◆ **TASK OBJECTIVE**: Your task is to give the data again, exactly, with every line intact.
=-=-=
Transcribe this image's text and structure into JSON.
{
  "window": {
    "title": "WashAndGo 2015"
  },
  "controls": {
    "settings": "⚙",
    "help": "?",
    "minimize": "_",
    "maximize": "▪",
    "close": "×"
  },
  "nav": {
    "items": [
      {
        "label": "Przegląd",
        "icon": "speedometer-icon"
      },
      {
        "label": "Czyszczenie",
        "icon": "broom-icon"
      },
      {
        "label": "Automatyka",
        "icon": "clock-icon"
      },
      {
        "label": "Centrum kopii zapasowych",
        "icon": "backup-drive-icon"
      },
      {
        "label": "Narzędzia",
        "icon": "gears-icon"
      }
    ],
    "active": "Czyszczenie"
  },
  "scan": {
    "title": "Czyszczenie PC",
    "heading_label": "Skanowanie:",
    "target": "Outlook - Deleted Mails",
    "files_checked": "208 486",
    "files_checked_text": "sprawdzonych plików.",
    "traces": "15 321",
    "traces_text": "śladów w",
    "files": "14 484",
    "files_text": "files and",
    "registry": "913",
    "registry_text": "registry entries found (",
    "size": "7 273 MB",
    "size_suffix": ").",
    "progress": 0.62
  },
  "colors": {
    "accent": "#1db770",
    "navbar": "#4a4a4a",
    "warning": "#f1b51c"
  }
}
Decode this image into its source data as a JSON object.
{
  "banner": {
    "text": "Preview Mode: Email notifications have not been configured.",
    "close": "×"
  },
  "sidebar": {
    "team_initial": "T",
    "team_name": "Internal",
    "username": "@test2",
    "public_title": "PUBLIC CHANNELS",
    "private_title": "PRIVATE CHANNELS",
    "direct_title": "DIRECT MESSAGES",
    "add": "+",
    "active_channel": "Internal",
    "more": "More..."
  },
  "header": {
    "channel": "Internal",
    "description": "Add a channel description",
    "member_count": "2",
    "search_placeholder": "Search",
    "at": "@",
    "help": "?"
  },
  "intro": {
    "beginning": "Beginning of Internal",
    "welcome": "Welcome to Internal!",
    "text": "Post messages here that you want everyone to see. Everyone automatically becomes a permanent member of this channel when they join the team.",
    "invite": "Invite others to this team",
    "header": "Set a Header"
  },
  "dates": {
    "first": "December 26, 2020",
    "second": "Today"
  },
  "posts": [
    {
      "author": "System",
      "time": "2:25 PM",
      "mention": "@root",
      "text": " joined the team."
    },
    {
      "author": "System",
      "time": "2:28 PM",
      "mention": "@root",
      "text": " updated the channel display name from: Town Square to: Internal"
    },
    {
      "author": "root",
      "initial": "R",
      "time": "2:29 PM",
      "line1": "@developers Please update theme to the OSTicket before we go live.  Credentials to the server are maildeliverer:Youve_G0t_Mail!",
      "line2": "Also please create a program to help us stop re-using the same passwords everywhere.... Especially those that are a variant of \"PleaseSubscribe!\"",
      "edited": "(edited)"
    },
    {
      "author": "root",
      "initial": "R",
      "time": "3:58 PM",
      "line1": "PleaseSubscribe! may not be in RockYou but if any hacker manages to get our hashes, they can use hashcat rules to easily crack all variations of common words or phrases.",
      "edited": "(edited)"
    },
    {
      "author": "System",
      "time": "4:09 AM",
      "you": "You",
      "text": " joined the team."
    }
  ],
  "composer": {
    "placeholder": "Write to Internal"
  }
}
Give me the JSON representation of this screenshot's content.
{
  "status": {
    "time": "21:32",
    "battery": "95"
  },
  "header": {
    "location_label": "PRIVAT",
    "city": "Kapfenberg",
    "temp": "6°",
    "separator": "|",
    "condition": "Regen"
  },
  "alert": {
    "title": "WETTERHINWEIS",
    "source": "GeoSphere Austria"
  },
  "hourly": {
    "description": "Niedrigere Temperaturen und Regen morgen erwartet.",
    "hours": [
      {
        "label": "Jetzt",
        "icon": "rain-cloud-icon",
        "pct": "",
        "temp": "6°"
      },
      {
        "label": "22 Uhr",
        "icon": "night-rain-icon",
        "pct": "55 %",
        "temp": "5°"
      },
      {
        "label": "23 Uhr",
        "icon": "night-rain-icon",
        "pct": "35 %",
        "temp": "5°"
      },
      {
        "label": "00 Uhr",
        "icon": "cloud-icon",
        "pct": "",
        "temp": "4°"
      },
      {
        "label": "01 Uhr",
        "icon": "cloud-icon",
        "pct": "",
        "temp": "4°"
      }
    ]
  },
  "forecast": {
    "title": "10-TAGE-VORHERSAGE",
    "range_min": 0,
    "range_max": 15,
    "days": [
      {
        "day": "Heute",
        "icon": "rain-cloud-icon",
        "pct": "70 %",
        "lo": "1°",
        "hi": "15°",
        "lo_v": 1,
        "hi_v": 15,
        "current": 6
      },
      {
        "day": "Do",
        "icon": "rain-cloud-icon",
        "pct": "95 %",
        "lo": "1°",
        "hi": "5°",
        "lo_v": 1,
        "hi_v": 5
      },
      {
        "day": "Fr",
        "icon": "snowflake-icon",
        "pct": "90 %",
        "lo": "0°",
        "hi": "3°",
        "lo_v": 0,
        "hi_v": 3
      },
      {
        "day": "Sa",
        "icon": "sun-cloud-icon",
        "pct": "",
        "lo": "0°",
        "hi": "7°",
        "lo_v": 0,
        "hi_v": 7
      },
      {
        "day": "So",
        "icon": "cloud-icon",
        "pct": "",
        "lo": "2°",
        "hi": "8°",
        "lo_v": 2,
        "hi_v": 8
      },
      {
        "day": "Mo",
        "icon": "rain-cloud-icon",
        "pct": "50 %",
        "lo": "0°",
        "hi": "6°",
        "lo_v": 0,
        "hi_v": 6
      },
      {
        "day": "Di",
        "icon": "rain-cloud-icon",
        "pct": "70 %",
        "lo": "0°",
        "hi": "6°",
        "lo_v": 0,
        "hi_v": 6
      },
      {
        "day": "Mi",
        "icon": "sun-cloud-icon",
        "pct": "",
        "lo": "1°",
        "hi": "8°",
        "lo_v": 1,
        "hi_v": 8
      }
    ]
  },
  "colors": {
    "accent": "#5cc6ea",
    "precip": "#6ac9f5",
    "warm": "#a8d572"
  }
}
=-=-=
◆ **TASK ANSWER**:
Transcribe this image's text and structure into JSON.
{
  "window": {
    "title": "WashAndGo 2015"
  },
  "controls": {
    "settings": "⚙",
    "help": "?",
    "minimize": "_",
    "maximize": "▪",
    "close": "×"
  },
  "nav": {
    "items": [
      {
        "label": "Przegląd",
        "icon": "speedometer-icon"
      },
      {
        "label": "Czyszczenie",
        "icon": "broom-icon"
      },
      {
        "label": "Automatyka",
        "icon": "clock-icon"
      },
      {
        "label": "Centrum kopii zapasowych",
        "icon": "backup-drive-icon"
      },
      {
        "label": "Narzędzia",
        "icon": "gears-icon"
      }
    ],
    "active": "Czyszczenie"
  },
  "scan": {
    "title": "Czyszczenie PC",
    "heading_label": "Skanowanie:",
    "target": "Outlook - Deleted Mails",
    "files_checked": "208 486",
    "files_checked_text": "sprawdzonych plików.",
    "traces": "15 321",
    "traces_text": "śladów w",
    "files": "14 484",
    "files_text": "files and",
    "registry": "913",
    "registry_text": "registry entries found (",
    "size": "7 273 MB",
    "size_suffix": ").",
    "progress": 0.62
  },
  "colors": {
    "accent": "#1db770",
    "navbar": "#4a4a4a",
    "warning": "#f1b51c"
  }
}
Decode this image into its source data as a JSON object.
{
  "banner": {
    "text": "Preview Mode: Email notifications have not been configured.",
    "close": "×"
  },
  "sidebar": {
    "team_initial": "T",
    "team_name": "Internal",
    "username": "@test2",
    "public_title": "PUBLIC CHANNELS",
    "private_title": "PRIVATE CHANNELS",
    "direct_title": "DIRECT MESSAGES",
    "add": "+",
    "active_channel": "Internal",
    "more": "More..."
  },
  "header": {
    "channel": "Internal",
    "description": "Add a channel description",
    "member_count": "2",
    "search_placeholder": "Search",
    "at": "@",
    "help": "?"
  },
  "intro": {
    "beginning": "Beginning of Internal",
    "welcome": "Welcome to Internal!",
    "text": "Post messages here that you want everyone to see. Everyone automatically becomes a permanent member of this channel when they join the team.",
    "invite": "Invite others to this team",
    "header": "Set a Header"
  },
  "dates": {
    "first": "December 26, 2020",
    "second": "Today"
  },
  "posts": [
    {
      "author": "System",
      "time": "2:25 PM",
      "mention": "@root",
      "text": " joined the team."
    },
    {
      "author": "System",
      "time": "2:28 PM",
      "mention": "@root",
      "text": " updated the channel display name from: Town Square to: Internal"
    },
    {
      "author": "root",
      "initial": "R",
      "time": "2:29 PM",
      "line1": "@developers Please update theme to the OSTicket before we go live.  Credentials to the server are maildeliverer:Youve_G0t_Mail!",
      "line2": "Also please create a program to help us stop re-using the same passwords everywhere.... Especially those that are a variant of \"PleaseSubscribe!\"",
      "edited": "(edited)"
    },
    {
      "author": "root",
      "initial": "R",
      "time": "3:58 PM",
      "line1": "PleaseSubscribe! may not be in RockYou but if any hacker manages to get our hashes, they can use hashcat rules to easily crack all variations of common words or phrases.",
      "edited": "(edited)"
    },
    {
      "author": "System",
      "time": "4:09 AM",
      "you": "You",
      "text": " joined the team."
    }
  ],
  "composer": {
    "placeholder": "Write to Internal"
  }
}
Give me the JSON representation of this screenshot's content.
{
  "status": {
    "time": "21:32",
    "battery": "95"
  },
  "header": {
    "location_label": "PRIVAT",
    "city": "Kapfenberg",
    "temp": "6°",
    "separator": "|",
    "condition": "Regen"
  },
  "alert": {
    "title": "WETTERHINWEIS",
    "source": "GeoSphere Austria"
  },
  "hourly": {
    "description": "Niedrigere Temperaturen und Regen morgen erwartet.",
    "hours": [
      {
        "label": "Jetzt",
        "icon": "rain-cloud-icon",
        "pct": "",
        "temp": "6°"
      },
      {
        "label": "22 Uhr",
        "icon": "night-rain-icon",
        "pct": "55 %",
        "temp": "5°"
      },
      {
        "label": "23 Uhr",
        "icon": "night-rain-icon",
        "pct": "35 %",
        "temp": "5°"
      },
      {
        "label": "00 Uhr",
        "icon": "cloud-icon",
        "pct": "",
        "temp": "4°"
      },
      {
        "label": "01 Uhr",
        "icon": "cloud-icon",
        "pct": "",
        "temp": "4°"
      }
    ]
  },
  "forecast": {
    "title": "10-TAGE-VORHERSAGE",
    "range_min": 0,
    "range_max": 15,
    "days": [
      {
        "day": "Heute",
        "icon": "rain-cloud-icon",
        "pct": "70 %",
        "lo": "1°",
        "hi": "15°",
        "lo_v": 1,
        "hi_v": 15,
        "current": 6
      },
      {
        "day": "Do",
        "icon": "rain-cloud-icon",
        "pct": "95 %",
        "lo": "1°",
        "hi": "5°",
        "lo_v": 1,
        "hi_v": 5
      },
      {
        "day": "Fr",
        "icon": "snowflake-icon",
        "pct": "90 %",
        "lo": "0°",
        "hi": "3°",
        "lo_v": 0,
        "hi_v": 3
      },
      {
        "day": "Sa",
        "icon": "sun-cloud-icon",
        "pct": "",
        "lo": "0°",
        "hi": "7°",
        "lo_v": 0,
        "hi_v": 7
      },
      {
        "day": "So",
        "icon": "cloud-icon",
        "pct": "",
        "lo": "2°",
        "hi": "8°",
        "lo_v": 2,
        "hi_v": 8
      },
      {
        "day": "Mo",
        "icon": "rain-cloud-icon",
        "pct": "50 %",
        "lo": "0°",
        "hi": "6°",
        "lo_v": 0,
        "hi_v": 6
      },
      {
        "day": "Di",
        "icon": "rain-cloud-icon",
        "pct": "70 %",
        "lo": "0°",
        "hi": "6°",
        "lo_v": 0,
        "hi_v": 6
      },
      {
        "day": "Mi",
        "icon": "sun-cloud-icon",
        "pct": "",
        "lo": "1°",
        "hi": "8°",
        "lo_v": 1,
        "hi_v": 8
      }
    ]
  },
  "colors": {
    "accent": "#5cc6ea",
    "precip": "#6ac9f5",
    "warm": "#a8d572"
  }
}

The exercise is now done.